**Stated exercise**.
Every line below must be reproduced exactly. Copy them all.

**Items**.
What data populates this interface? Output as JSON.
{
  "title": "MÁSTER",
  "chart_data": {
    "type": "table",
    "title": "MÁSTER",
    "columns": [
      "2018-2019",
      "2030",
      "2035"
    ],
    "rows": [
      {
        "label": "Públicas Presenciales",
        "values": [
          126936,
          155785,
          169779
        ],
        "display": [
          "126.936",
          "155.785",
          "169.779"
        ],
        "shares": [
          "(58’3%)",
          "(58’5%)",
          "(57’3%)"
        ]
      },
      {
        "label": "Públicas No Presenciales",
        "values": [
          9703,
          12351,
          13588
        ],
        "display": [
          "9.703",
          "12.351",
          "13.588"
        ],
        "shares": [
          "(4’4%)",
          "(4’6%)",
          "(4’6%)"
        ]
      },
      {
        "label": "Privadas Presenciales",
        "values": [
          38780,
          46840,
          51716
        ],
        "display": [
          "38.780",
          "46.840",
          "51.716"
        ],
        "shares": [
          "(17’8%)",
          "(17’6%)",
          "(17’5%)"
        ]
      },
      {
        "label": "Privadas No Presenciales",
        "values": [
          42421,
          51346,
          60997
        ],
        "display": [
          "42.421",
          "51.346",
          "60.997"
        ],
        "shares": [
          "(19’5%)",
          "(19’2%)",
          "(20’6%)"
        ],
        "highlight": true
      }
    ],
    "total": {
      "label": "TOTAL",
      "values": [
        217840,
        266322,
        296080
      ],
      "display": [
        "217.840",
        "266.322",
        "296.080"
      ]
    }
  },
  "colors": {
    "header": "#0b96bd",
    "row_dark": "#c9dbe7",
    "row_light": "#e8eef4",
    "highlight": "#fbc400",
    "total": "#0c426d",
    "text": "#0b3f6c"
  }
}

**Worked solution**.
What data populates this interface? Output as JSON.
{
  "title": "MÁSTER",
  "chart_data": {
    "type": "table",
    "title": "MÁSTER",
    "columns": [
      "2018-2019",
      "2030",
      "2035"
    ],
    "rows": [
      {
        "label": "Públicas Presenciales",
        "values": [
          126936,
          155785,
          169779
        ],
        "display": [
          "126.936",
          "155.785",
          "169.779"
        ],
        "shares": [
          "(58’3%)",
          "(58’5%)",
          "(57’3%)"
        ]
      },
      {
        "label": "Públicas No Presenciales",
        "values": [
          9703,
          12351,
          13588
        ],
        "display": [
          "9.703",
          "12.351",
          "13.588"
        ],
        "shares": [
          "(4’4%)",
          "(4’6%)",
          "(4’6%)"
        ]
      },
      {
        "label": "Privadas Presenciales",
        "values": [
          38780,
          46840,
          51716
        ],
        "display": [
          "38.780",
          "46.840",
          "51.716"
        ],
        "shares": [
          "(17’8%)",
          "(17’6%)",
          "(17’5%)"
        ]
      },
      {
        "label": "Privadas No Presenciales",
        "values": [
          42421,
          51346,
          60997
        ],
        "display": [
          "42.421",
          "51.346",
          "60.997"
        ],
        "shares": [
          "(19’5%)",
          "(19’2%)",
          "(20’6%)"
        ],
        "highlight": true
      }
    ],
    "total": {
      "label": "TOTAL",
      "values": [
        217840,
        266322,
        296080
      ],
      "display": [
        "217.840",
        "266.322",
        "296.080"
      ]
    }
  },
  "colors": {
    "header": "#0b96bd",
    "row_dark": "#c9dbe7",
    "row_light": "#e8eef4",
    "highlight": "#fbc400",
    "total": "#0c426d",
    "text": "#0b3f6c"
  }
}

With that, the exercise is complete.